-- begin Data to use --
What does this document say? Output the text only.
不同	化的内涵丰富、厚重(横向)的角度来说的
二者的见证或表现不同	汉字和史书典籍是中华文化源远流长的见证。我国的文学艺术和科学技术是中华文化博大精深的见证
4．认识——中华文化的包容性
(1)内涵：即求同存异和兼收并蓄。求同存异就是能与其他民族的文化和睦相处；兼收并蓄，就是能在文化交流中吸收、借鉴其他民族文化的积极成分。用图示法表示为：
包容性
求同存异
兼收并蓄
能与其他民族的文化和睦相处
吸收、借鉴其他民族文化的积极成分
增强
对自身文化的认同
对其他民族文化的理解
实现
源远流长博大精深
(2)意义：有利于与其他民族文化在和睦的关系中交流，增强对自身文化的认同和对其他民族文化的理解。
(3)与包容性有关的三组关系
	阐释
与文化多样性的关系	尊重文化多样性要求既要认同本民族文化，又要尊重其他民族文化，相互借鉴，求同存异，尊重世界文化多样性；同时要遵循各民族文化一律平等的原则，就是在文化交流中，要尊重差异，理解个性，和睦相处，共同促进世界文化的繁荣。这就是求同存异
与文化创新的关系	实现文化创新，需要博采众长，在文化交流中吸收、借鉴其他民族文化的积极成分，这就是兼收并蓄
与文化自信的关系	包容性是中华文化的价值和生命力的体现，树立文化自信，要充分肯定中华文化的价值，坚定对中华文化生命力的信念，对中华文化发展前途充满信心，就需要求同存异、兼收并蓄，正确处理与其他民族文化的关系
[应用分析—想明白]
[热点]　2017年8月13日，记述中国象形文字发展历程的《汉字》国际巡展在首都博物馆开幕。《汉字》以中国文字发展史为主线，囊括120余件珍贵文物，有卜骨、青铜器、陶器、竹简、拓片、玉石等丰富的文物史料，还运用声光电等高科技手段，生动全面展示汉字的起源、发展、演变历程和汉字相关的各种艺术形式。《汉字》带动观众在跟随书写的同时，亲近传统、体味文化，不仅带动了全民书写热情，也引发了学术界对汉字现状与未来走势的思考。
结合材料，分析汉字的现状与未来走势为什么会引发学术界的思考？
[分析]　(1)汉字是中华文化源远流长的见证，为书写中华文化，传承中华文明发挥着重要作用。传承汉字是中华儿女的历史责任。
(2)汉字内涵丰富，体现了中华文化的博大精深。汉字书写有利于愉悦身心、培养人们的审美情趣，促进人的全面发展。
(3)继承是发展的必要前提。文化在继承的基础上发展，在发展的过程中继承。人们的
-- end Data to use --
Goal :: Looking at the data above, show all lines where the word "借鉴其他民族文化的积极成分" occurs.

Answer ::
(1)内涵：即求同存异和兼收并蓄。求同存异就是能与其他民族的文化和睦相处；兼收并蓄，就是能在文化交流中吸收、借鉴其他民族文化的积极成分。用图示法表示为：
吸收、借鉴其他民族文化的积极成分
与文化创新的关系	实现文化创新，需要博采众长，在文化交流中吸收、借鉴其他民族文化的积极成分，这就是兼收并蓄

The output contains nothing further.